→ **Exercise prompt**
Copy each line in the data below that contains the word "NUMBER".

→ **Data shown**

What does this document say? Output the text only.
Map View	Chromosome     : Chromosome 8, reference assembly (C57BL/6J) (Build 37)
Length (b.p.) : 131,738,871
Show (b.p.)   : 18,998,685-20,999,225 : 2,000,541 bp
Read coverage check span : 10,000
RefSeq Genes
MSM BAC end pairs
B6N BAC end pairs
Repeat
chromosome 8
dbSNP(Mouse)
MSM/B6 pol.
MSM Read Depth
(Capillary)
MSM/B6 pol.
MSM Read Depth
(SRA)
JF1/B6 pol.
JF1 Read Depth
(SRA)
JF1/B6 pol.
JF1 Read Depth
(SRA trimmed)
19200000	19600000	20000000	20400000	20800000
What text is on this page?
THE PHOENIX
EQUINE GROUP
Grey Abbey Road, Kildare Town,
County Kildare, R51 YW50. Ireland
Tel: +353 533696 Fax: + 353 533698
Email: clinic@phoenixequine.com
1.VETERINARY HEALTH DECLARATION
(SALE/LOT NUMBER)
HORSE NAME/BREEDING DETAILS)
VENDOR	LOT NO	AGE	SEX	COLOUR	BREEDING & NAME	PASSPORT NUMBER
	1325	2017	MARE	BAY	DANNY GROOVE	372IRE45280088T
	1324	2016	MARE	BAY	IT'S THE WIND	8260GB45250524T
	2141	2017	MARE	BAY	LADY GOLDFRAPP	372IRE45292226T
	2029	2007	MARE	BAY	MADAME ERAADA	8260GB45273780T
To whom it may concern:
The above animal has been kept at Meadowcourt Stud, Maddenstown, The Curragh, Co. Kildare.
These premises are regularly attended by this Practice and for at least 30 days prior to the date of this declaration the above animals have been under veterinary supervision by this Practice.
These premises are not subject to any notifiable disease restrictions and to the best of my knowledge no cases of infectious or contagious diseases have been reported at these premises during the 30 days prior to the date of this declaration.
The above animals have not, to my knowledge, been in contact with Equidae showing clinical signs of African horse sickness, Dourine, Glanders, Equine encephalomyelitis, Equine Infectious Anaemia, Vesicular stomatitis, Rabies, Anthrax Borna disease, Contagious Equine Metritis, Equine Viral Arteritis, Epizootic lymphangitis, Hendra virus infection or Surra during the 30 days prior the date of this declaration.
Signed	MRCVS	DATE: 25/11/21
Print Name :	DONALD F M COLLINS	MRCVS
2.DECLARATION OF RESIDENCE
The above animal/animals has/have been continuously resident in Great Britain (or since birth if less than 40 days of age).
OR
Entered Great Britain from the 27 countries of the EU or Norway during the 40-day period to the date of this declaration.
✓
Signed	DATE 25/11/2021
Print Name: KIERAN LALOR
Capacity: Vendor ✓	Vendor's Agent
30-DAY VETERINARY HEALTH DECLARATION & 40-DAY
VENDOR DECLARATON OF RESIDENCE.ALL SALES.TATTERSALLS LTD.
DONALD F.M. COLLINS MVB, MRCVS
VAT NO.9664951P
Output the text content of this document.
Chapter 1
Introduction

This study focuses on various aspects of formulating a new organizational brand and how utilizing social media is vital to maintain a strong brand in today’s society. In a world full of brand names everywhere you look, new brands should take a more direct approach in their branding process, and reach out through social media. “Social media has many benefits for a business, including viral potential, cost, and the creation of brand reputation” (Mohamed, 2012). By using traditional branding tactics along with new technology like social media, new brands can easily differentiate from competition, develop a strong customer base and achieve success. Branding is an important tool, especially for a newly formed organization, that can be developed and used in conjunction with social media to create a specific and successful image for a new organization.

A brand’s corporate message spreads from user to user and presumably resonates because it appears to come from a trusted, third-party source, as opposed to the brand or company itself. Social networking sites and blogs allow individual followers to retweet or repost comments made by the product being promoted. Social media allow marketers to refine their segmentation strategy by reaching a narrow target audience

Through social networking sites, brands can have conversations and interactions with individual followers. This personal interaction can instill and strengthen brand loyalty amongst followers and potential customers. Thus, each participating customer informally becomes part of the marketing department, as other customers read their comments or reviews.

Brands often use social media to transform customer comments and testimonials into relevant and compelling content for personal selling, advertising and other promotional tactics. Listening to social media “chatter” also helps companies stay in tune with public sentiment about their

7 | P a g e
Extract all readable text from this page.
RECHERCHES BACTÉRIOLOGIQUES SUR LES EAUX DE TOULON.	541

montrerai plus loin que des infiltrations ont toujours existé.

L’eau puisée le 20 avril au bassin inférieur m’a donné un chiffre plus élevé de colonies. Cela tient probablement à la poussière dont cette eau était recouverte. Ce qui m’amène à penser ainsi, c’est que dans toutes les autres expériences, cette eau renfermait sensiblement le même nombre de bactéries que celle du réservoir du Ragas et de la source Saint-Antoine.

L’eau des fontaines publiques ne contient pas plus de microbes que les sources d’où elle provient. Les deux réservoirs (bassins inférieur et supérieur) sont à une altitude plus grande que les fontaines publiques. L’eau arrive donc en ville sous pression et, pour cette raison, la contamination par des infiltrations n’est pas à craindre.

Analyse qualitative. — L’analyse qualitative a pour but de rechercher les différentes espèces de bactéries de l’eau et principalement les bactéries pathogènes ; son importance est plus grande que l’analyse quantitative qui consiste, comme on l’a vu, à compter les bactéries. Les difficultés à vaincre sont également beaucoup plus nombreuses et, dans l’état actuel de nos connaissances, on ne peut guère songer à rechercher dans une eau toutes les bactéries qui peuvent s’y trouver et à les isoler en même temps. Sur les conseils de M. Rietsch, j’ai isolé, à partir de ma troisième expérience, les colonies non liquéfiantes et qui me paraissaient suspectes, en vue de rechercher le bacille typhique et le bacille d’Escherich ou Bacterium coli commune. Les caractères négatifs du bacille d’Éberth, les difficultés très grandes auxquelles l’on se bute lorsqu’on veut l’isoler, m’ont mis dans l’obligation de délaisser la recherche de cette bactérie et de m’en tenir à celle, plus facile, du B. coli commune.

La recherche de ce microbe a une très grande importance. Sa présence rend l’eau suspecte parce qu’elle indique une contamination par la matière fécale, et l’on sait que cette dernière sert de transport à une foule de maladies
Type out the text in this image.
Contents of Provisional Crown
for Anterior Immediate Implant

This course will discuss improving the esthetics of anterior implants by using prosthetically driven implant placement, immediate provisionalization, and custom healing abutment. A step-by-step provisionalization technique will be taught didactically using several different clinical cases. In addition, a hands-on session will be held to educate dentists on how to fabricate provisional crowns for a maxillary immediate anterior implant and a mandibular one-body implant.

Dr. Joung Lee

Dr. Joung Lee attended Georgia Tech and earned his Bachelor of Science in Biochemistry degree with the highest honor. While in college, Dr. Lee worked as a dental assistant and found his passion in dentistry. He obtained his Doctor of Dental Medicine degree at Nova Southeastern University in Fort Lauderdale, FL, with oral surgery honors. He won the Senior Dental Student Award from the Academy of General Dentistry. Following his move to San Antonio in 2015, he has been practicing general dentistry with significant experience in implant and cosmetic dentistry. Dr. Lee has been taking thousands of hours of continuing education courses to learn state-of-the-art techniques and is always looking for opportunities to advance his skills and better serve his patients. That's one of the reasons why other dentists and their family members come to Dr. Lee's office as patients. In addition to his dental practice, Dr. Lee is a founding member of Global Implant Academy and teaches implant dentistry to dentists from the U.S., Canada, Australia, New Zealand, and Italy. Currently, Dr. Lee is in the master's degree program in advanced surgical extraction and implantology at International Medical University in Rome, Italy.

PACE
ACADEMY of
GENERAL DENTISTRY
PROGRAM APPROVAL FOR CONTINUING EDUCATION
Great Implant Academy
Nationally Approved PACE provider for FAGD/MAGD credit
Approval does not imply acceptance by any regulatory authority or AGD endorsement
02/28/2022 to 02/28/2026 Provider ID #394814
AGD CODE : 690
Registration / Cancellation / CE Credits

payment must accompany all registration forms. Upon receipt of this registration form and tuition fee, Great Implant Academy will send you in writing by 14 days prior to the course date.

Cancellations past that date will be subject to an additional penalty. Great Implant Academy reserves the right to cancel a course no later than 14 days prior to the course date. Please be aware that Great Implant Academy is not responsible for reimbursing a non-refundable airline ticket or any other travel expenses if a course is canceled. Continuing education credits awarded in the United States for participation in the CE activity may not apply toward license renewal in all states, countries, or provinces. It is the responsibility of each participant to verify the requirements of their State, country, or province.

→ **Response box**
(SALE/LOT NUMBER)
VENDOR	LOT NO	AGE	SEX	COLOUR	BREEDING & NAME	PASSPORT NUMBER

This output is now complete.